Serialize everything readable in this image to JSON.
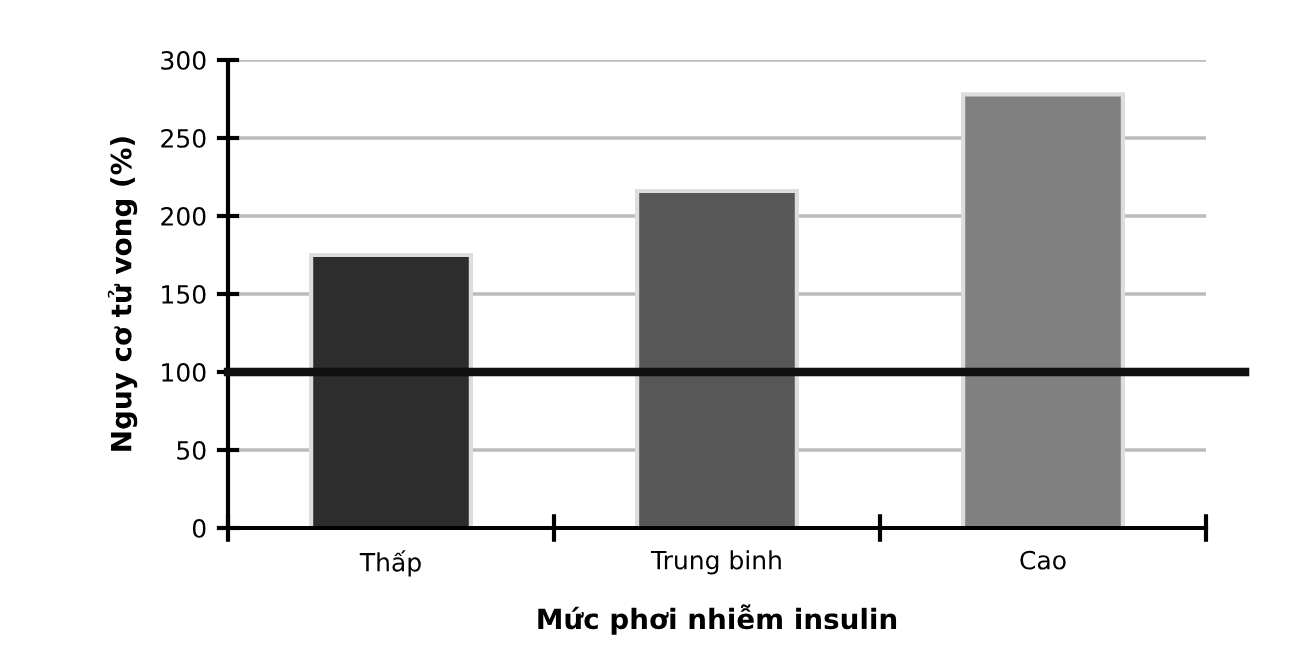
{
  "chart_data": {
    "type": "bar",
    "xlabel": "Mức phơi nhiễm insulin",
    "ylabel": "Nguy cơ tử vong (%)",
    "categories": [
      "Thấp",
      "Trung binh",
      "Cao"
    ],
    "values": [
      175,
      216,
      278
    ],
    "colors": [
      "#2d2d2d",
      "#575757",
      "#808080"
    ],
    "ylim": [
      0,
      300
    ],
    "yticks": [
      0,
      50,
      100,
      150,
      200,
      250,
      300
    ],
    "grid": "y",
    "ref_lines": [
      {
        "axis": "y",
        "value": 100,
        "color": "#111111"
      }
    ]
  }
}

■ ■ ■ ■ ■ ■ ■

**Exercise task**
Print each line of the material above exactly, with the pictures removed from your copy.

**Output below**
Serialize everything readable in this image to JSON.
{
  "chart_data": {
    "type": "bar",
    "xlabel": "Mức phơi nhiễm insulin",
    "ylabel": "Nguy cơ tử vong (%)",
    "categories": [
      "Thấp",
      "Trung binh",
      "Cao"
    ],
    "values": [
      175,
      216,
      278
    ],
    "colors": [
      "#2d2d2d",
      "#575757",
      "#808080"
    ],
    "ylim": [
      0,
      300
    ],
    "yticks": [
      0,
      50,
      100,
      150,
      200,
      250,
      300
    ],
    "grid": "y",
    "ref_lines": [
      {
        "axis": "y",
        "value": 100,
        "color": "#111111"
      }
    ]
  }
}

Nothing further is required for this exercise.